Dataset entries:
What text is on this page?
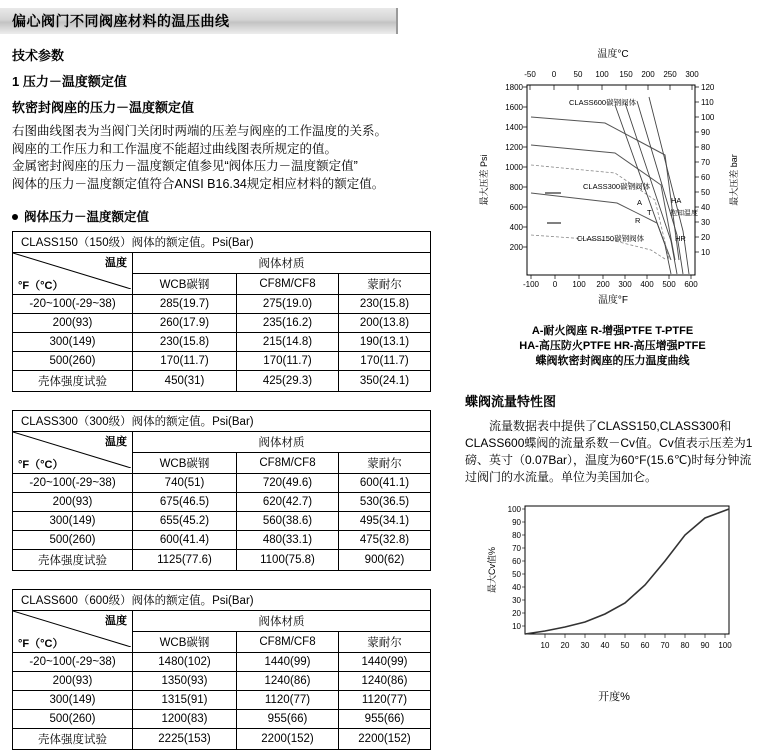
偏心阀门不同阀座材料的温压曲线
技术参数
1 压力－温度额定值
软密封阀座的压力－温度额定值

右图曲线图表为当阀门关闭时两端的压差与阀座的工作温度的关系。

阀座的工作压力和工作温度不能超过曲线图表所规定的值。

金属密封阀座的压力－温度额定值参见“阀体压力－温度额定值”

阀体的压力－温度额定值符合ANSI B16.34规定相应材料的额定值。

阀体压力－温度额定值
CLASS150（150级）阀体的额定值。Psi(Bar)			

温度
°F（°C）	阀体材质		
	WCB碳钢	CF8M/CF8	蒙耐尔
-20~100(-29~38)	285(19.7)	275(19.0)	230(15.8)
200(93)	260(17.9)	235(16.2)	200(13.8)
300(149)	230(15.8)	215(14.8)	190(13.1)
500(260)	170(11.7)	170(11.7)	170(11.7)
壳体强度试验	450(31)	425(29.3)	350(24.1)
CLASS300（300级）阀体的额定值。Psi(Bar)			

温度
°F（°C）	阀体材质		
	WCB碳钢	CF8M/CF8	蒙耐尔
-20~100(-29~38)	740(51)	720(49.6)	600(41.1)
200(93)	675(46.5)	620(42.7)	530(36.5)
300(149)	655(45.2)	560(38.6)	495(34.1)
500(260)	600(41.4)	480(33.1)	475(32.8)
壳体强度试验	1125(77.6)	1100(75.8)	900(62)
CLASS600（600级）阀体的额定值。Psi(Bar)			

温度
°F（°C）	阀体材质		
	WCB碳钢	CF8M/CF8	蒙耐尔
-20~100(-29~38)	1480(102)	1440(99)	1440(99)
200(93)	1350(93)	1240(86)	1240(86)
300(149)	1315(91)	1120(77)	1120(77)
500(260)	1200(83)	955(66)	955(66)
壳体强度试验	2225(153)	2200(152)	2200(152)
温度°C
-50 0 50 100 150 200 250 300
1800
1600
1400
1200
1000
800
600
400
200
120
110
100
90
80
70
60
50
40
30
20
10
-100 0 100 200 300 400 500 600
最大压差 Psi	最大压差 bar
温度°F
CLASS600碳钢阀体
CLASS300碳钢阀体
CLASS150碳钢阀体
A
R
T
HA
抱知温度
HR
A-耐火阀座 R-增强PTFE T-PTFE
HA-高压防火PTFE HR-高压增强PTFE
蝶阀软密封阀座的压力温度曲线
蝶阀流量特性图
流量数据表中提供了CLASS150,CLASS300和CLASS600蝶阀的流量系数－Cv值。Cv值表示压差为1磅、英寸（0.07Bar），温度为60°F(15.6℃)时每分钟流过阀门的水流量。单位为美国加仑。
100
90
80
70
60
50
40
30
20
10
10 20 30 40 50 60 70 80 90 100
最大Cv值%
开度%
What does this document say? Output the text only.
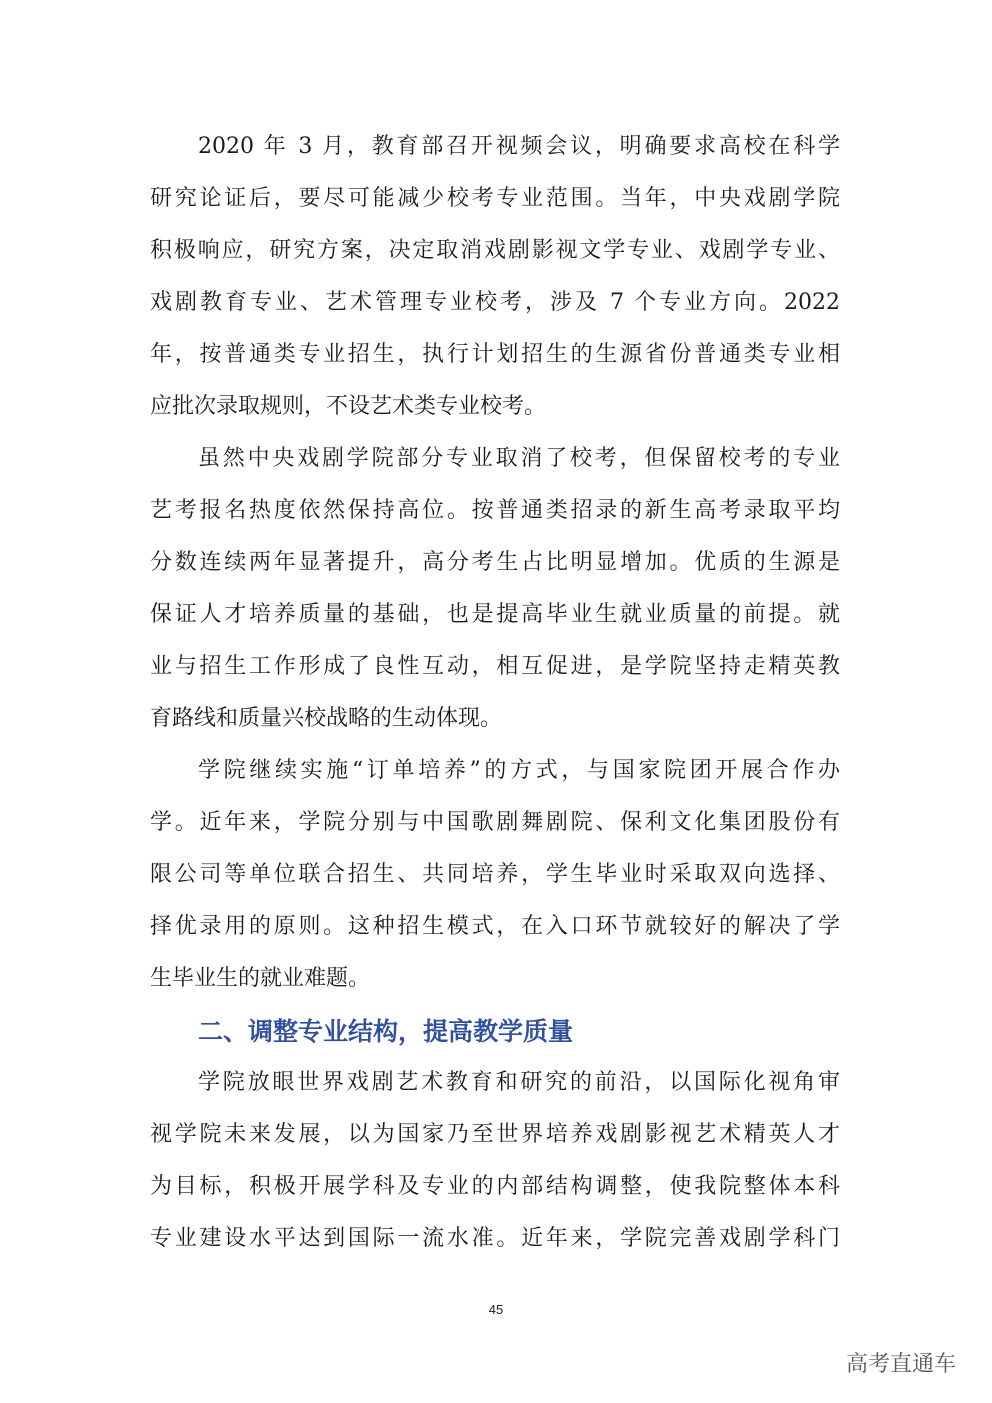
2020 年 3 月，教育部召开视频会议，明确要求高校在科学
研究论证后，要尽可能减少校考专业范围。当年，中央戏剧学院
积极响应，研究方案，决定取消戏剧影视文学专业、戏剧学专业、
戏剧教育专业、艺术管理专业校考，涉及 7 个专业方向。2022
年，按普通类专业招生，执行计划招生的生源省份普通类专业相
应批次录取规则，不设艺术类专业校考。
虽然中央戏剧学院部分专业取消了校考，但保留校考的专业
艺考报名热度依然保持高位。按普通类招录的新生高考录取平均
分数连续两年显著提升，高分考生占比明显增加。优质的生源是
保证人才培养质量的基础，也是提高毕业生就业质量的前提。就
业与招生工作形成了良性互动，相互促进，是学院坚持走精英教
育路线和质量兴校战略的生动体现。
学院继续实施“订单培养”的方式，与国家院团开展合作办
学。近年来，学院分别与中国歌剧舞剧院、保利文化集团股份有
限公司等单位联合招生、共同培养，学生毕业时采取双向选择、
择优录用的原则。这种招生模式，在入口环节就较好的解决了学
生毕业生的就业难题。
二、调整专业结构，提高教学质量
学院放眼世界戏剧艺术教育和研究的前沿，以国际化视角审
视学院未来发展，以为国家乃至世界培养戏剧影视艺术精英人才
为目标，积极开展学科及专业的内部结构调整，使我院整体本科
专业建设水平达到国际一流水准。近年来，学院完善戏剧学科门
45
高考直通车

> [Given problem] Write every entry out again exactly, dropping the pictures.

> [Task response]
What text is on this page?
偏心阀门不同阀座材料的温压曲线
技术参数
1 压力－温度额定值
软密封阀座的压力－温度额定值

右图曲线图表为当阀门关闭时两端的压差与阀座的工作温度的关系。

阀座的工作压力和工作温度不能超过曲线图表所规定的值。

金属密封阀座的压力－温度额定值参见“阀体压力－温度额定值”

阀体的压力－温度额定值符合ANSI B16.34规定相应材料的额定值。

阀体压力－温度额定值
CLASS150（150级）阀体的额定值。Psi(Bar)			

温度
°F（°C）	阀体材质		
	WCB碳钢	CF8M/CF8	蒙耐尔
-20~100(-29~38)	285(19.7)	275(19.0)	230(15.8)
200(93)	260(17.9)	235(16.2)	200(13.8)
300(149)	230(15.8)	215(14.8)	190(13.1)
500(260)	170(11.7)	170(11.7)	170(11.7)
壳体强度试验	450(31)	425(29.3)	350(24.1)
CLASS300（300级）阀体的额定值。Psi(Bar)			

温度
°F（°C）	阀体材质		
	WCB碳钢	CF8M/CF8	蒙耐尔
-20~100(-29~38)	740(51)	720(49.6)	600(41.1)
200(93)	675(46.5)	620(42.7)	530(36.5)
300(149)	655(45.2)	560(38.6)	495(34.1)
500(260)	600(41.4)	480(33.1)	475(32.8)
壳体强度试验	1125(77.6)	1100(75.8)	900(62)
CLASS600（600级）阀体的额定值。Psi(Bar)			

温度
°F（°C）	阀体材质		
	WCB碳钢	CF8M/CF8	蒙耐尔
-20~100(-29~38)	1480(102)	1440(99)	1440(99)
200(93)	1350(93)	1240(86)	1240(86)
300(149)	1315(91)	1120(77)	1120(77)
500(260)	1200(83)	955(66)	955(66)
壳体强度试验	2225(153)	2200(152)	2200(152)
温度°C
-50 0 50 100 150 200 250 300
1800
1600
1400
1200
1000
800
600
400
200
120
110
100
90
80
70
60
50
40
30
20
10
-100 0 100 200 300 400 500 600
最大压差 Psi	最大压差 bar
温度°F
CLASS600碳钢阀体
CLASS300碳钢阀体
CLASS150碳钢阀体
A
R
T
HA
抱知温度
HR
A-耐火阀座 R-增强PTFE T-PTFE
HA-高压防火PTFE HR-高压增强PTFE
蝶阀软密封阀座的压力温度曲线
蝶阀流量特性图
流量数据表中提供了CLASS150,CLASS300和CLASS600蝶阀的流量系数－Cv值。Cv值表示压差为1磅、英寸（0.07Bar），温度为60°F(15.6℃)时每分钟流过阀门的水流量。单位为美国加仑。
100
90
80
70
60
50
40
30
20
10
10 20 30 40 50 60 70 80 90 100
最大Cv值%
开度%
What does this document say? Output the text only.
2020 年 3 月，教育部召开视频会议，明确要求高校在科学
研究论证后，要尽可能减少校考专业范围。当年，中央戏剧学院
积极响应，研究方案，决定取消戏剧影视文学专业、戏剧学专业、
戏剧教育专业、艺术管理专业校考，涉及 7 个专业方向。2022
年，按普通类专业招生，执行计划招生的生源省份普通类专业相
应批次录取规则，不设艺术类专业校考。
虽然中央戏剧学院部分专业取消了校考，但保留校考的专业
艺考报名热度依然保持高位。按普通类招录的新生高考录取平均
分数连续两年显著提升，高分考生占比明显增加。优质的生源是
保证人才培养质量的基础，也是提高毕业生就业质量的前提。就
业与招生工作形成了良性互动，相互促进，是学院坚持走精英教
育路线和质量兴校战略的生动体现。
学院继续实施“订单培养”的方式，与国家院团开展合作办
学。近年来，学院分别与中国歌剧舞剧院、保利文化集团股份有
限公司等单位联合招生、共同培养，学生毕业时采取双向选择、
择优录用的原则。这种招生模式，在入口环节就较好的解决了学
生毕业生的就业难题。
二、调整专业结构，提高教学质量
学院放眼世界戏剧艺术教育和研究的前沿，以国际化视角审
视学院未来发展，以为国家乃至世界培养戏剧影视艺术精英人才
为目标，积极开展学科及专业的内部结构调整，使我院整体本科
专业建设水平达到国际一流水准。近年来，学院完善戏剧学科门
45
高考直通车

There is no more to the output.